* TASK DETAILS:
Answer these questions from the birding story below:
(a) Where is the seawatch hide at Dungeness placed?
(b) How many birders saw the lad relieve himself?
(c) How many years later does the writer still laugh out loud about the incident?

* PROVIDED TEXT:
I lieu of anything like me going out into the field and seeing something (when did that last happen) I will share with you one of the most amusing incidents that I ever witnessed while birding.
It was during a late summer, at Dungeness, and I was sitting in the seawatch hide that overlooks the 'patch'. Those that know Dungeness well will be aware that the hide is placed at the top of a steep shingle slope that rises from the sea. This is also a popular place with fishermen. Because the birders are sat high up on the shingle bank, and the fishermen are positioned low down at the water's edge, both groups can spend the whole day on the beach without being aware of the other...
It was a slow sea-watch and those of us gathered were starting to get a bit bored. Then, a young lad came into view, as he walked up the slope from the beach below. He stood at the top of the ridge, facing the hide, no more than ten feet away. With almost theatrical care, he looked left - looked right - and then looked left again. We, in the hide, remained silent, wondering what he was about to do.
The lad obviously thought the coast was clear, so he fell to his knees, unzipped his fly and proceeded to relieve himself in the full view of half a dozen bored birders. We all started to stifle our guffaws but what tipped us over the edge was his little face - it displayed sheer bliss - the poor lad had obviously been bursting to go and at last he was able to do so! He leant his head back, closed his eyes and smiled.
As one we started howling with laughter.
The lad just couldn't see where the noise was coming from. He was frantically looking left and right, back towards the sea, in fact everywhere except in front of him. And then he realised that the shed-like building only a matter of a few feet away did in fact have a 'window' and there were people inside of it watching him. He leapt back over the shingle ridge as if he had been touched by a cattle-prod. By now we were howling. But then came one of the funiest things that I have ever seen. It was the reappearance of his little face, peering over the crest of the shingle ridge, just to check that this really was happening to him. The look of bewilderment on his face, his round-framed glasses all steamed up and his cheeks flushed in embarrasment were comedy gold.
Thirty years later I still laugh out loud when I think about this incident. I also wonder whether the man that he has grown to be has cold sweats when he thinks about the time that he went for an innocent wee, while his Dad was fishing, at Dungeness.

[Data excerpts]
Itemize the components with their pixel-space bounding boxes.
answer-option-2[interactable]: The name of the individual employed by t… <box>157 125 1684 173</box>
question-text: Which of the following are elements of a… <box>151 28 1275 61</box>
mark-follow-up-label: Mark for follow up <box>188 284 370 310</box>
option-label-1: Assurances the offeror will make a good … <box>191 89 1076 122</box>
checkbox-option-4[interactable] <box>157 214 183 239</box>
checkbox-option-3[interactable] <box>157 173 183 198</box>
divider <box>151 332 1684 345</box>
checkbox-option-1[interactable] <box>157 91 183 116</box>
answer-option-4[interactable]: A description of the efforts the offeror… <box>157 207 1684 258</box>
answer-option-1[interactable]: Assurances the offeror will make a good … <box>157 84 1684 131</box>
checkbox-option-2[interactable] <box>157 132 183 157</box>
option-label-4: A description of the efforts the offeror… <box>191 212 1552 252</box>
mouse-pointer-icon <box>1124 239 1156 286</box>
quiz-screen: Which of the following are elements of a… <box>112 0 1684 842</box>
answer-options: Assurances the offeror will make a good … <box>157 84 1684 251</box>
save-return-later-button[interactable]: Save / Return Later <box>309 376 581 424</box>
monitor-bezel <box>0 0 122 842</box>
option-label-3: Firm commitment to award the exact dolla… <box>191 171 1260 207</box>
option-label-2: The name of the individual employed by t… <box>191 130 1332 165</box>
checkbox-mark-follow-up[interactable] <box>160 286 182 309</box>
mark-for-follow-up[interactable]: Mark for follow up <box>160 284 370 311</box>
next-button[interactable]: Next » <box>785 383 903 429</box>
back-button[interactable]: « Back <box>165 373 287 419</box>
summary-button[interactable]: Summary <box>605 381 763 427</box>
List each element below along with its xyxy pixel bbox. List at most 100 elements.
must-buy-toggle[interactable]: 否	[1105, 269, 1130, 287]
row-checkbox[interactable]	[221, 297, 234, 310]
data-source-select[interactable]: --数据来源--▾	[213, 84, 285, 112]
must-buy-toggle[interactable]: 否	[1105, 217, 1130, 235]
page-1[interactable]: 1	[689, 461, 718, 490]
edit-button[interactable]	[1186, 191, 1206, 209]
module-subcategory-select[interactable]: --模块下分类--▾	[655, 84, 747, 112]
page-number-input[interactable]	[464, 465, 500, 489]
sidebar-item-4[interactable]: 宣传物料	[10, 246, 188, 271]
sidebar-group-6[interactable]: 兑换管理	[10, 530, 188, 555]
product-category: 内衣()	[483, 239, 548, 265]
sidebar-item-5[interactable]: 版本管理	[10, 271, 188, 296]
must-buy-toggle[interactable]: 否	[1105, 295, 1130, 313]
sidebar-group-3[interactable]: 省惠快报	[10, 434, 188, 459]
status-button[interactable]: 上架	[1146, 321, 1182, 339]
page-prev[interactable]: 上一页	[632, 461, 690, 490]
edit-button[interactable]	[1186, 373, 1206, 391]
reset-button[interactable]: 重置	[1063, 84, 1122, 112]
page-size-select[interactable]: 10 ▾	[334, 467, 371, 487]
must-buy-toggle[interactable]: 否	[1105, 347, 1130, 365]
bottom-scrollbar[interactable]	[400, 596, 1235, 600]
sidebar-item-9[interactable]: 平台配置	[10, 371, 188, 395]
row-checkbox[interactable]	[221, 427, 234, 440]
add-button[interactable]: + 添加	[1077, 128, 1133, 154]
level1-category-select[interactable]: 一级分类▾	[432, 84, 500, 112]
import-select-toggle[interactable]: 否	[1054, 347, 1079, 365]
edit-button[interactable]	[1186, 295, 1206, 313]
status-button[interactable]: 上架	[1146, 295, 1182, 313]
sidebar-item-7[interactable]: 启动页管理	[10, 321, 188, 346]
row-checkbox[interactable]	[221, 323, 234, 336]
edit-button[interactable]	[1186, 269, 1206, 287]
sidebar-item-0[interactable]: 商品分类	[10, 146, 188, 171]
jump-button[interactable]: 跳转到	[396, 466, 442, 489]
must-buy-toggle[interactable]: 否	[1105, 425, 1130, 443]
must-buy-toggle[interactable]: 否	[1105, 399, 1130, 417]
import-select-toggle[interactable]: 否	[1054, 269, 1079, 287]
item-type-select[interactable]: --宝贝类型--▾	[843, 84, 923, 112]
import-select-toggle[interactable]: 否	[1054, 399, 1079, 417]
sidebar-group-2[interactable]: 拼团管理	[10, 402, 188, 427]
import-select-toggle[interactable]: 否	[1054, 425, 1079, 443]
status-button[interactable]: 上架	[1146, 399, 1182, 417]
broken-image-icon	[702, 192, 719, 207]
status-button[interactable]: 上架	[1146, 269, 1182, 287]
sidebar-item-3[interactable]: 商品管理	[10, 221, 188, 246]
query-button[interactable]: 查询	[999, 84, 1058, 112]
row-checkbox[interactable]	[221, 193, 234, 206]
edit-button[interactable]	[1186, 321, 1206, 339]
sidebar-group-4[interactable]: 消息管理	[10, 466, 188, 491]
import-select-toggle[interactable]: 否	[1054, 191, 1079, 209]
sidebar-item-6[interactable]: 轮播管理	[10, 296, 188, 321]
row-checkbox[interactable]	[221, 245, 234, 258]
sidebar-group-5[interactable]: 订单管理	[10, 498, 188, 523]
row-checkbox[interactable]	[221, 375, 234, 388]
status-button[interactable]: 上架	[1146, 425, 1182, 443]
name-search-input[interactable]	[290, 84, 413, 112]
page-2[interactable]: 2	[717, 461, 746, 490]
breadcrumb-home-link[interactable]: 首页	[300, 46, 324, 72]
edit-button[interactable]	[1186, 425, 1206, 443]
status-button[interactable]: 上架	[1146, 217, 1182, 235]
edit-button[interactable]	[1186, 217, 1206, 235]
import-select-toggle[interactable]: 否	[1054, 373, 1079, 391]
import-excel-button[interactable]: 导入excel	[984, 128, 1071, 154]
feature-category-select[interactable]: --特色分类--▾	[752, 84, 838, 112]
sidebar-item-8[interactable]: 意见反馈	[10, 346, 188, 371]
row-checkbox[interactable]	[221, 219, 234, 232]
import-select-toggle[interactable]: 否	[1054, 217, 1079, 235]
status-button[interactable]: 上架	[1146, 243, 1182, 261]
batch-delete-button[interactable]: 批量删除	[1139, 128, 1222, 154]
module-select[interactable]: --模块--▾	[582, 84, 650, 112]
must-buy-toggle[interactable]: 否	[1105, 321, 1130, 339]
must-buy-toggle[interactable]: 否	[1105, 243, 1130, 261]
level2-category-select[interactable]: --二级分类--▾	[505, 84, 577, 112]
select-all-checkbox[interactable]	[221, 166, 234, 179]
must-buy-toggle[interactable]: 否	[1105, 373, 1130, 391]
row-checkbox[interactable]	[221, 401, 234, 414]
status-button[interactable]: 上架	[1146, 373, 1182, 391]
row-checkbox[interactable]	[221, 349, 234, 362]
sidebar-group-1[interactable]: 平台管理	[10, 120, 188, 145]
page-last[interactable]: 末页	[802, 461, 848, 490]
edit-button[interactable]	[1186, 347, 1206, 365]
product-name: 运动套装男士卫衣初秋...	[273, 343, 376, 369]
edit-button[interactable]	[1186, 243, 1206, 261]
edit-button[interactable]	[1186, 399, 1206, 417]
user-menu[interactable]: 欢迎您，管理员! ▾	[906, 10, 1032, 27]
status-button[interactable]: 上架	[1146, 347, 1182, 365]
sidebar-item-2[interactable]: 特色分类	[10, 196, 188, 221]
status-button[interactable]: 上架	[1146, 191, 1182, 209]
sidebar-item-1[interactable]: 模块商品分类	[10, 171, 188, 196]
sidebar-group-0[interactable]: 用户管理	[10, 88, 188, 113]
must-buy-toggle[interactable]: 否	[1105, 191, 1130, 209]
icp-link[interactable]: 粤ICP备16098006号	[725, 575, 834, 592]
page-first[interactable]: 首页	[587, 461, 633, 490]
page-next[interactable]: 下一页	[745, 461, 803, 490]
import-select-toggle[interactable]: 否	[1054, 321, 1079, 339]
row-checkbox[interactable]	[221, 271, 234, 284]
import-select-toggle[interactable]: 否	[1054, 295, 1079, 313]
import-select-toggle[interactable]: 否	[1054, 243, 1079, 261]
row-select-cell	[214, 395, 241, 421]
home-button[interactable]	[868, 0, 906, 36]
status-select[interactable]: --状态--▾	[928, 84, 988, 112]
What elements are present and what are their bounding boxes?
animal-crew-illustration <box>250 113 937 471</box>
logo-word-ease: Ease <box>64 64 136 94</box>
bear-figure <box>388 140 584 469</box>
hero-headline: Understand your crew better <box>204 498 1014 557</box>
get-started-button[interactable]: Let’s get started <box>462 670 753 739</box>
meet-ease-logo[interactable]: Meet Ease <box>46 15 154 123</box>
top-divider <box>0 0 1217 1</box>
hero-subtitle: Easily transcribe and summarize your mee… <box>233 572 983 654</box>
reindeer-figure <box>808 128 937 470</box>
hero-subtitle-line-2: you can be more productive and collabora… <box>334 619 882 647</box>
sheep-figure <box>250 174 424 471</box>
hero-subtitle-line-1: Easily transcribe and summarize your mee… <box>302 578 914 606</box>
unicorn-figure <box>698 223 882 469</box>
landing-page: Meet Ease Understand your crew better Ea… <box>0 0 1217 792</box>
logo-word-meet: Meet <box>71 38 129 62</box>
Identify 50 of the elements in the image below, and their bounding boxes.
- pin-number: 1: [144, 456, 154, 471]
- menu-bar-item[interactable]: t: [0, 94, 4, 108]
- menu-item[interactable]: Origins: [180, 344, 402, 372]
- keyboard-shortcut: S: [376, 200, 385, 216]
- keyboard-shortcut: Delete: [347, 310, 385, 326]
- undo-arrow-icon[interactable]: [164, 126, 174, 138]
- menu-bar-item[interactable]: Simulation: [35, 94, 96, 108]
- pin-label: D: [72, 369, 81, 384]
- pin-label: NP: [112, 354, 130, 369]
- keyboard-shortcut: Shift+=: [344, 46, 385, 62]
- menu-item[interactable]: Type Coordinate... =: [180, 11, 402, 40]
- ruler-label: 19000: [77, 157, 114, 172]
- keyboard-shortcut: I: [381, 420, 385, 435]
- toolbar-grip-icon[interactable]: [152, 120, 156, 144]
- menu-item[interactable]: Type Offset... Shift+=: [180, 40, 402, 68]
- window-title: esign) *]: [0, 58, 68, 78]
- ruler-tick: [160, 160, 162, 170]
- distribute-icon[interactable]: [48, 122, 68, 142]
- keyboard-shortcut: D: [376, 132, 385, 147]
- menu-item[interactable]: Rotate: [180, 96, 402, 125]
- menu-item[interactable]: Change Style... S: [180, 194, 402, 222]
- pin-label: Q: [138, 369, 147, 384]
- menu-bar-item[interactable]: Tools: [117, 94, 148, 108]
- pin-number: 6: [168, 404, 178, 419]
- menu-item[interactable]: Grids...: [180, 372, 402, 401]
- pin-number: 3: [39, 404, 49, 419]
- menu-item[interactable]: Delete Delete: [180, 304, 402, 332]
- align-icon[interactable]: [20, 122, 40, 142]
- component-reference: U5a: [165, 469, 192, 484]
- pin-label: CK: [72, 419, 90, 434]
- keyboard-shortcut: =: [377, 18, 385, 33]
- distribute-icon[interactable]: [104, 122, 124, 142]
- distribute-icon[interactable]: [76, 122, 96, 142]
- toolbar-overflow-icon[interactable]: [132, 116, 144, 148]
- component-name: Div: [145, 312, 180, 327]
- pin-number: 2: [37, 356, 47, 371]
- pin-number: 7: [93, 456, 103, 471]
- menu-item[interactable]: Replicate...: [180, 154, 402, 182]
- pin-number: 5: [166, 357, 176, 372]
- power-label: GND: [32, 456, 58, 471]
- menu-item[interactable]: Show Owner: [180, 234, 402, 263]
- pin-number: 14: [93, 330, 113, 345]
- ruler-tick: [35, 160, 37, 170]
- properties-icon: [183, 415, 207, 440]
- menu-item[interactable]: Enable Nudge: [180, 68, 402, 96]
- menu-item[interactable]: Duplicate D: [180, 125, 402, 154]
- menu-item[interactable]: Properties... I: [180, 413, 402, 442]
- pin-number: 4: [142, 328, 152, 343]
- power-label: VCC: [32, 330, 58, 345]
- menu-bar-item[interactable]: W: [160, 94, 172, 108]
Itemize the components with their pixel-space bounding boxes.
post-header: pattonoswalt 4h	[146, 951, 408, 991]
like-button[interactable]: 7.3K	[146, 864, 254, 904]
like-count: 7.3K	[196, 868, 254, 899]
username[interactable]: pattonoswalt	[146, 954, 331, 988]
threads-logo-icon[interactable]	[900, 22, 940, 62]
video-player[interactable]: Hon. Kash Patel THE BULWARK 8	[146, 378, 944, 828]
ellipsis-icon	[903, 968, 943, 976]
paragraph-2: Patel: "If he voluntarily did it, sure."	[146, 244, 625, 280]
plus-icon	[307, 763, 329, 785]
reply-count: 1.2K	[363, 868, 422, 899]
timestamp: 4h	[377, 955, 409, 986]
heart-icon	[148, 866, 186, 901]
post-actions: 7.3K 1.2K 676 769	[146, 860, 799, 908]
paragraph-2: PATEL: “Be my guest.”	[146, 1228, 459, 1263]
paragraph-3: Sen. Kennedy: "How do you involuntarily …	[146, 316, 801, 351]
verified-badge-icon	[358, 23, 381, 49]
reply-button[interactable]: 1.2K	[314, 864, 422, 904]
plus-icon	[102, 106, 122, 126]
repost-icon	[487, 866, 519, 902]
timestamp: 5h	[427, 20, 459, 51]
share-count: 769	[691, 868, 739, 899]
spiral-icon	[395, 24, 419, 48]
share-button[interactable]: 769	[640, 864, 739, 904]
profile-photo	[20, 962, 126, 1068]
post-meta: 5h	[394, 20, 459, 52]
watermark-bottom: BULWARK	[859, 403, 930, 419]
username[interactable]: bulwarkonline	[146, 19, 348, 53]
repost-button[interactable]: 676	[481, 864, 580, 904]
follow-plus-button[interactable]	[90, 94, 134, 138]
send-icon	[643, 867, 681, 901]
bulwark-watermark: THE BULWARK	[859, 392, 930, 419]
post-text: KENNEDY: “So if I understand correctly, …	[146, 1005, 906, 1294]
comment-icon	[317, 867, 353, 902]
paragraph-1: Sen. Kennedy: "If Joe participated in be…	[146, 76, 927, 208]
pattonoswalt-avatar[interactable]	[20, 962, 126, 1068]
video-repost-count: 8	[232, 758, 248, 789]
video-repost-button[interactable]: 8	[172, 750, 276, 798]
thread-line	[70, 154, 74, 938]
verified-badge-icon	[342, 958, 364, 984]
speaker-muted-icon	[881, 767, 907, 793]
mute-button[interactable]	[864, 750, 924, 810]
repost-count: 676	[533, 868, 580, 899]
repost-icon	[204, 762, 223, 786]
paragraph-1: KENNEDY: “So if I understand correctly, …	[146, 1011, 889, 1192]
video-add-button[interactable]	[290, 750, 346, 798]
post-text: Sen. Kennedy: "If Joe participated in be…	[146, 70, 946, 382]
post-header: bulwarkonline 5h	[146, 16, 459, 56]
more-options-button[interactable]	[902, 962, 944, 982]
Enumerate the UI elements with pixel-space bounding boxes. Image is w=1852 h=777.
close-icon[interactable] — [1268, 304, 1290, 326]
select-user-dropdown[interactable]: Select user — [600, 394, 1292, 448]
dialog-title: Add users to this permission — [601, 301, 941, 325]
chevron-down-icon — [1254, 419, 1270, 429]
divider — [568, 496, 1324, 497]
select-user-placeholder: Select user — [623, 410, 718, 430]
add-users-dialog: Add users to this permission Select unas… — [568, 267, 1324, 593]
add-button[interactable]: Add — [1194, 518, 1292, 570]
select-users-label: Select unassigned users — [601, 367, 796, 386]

* ANSWER SECTION:
(a) At the top of a steep shingle slope that rises from the sea.
(b) Half a dozen.
(c) Thirty years.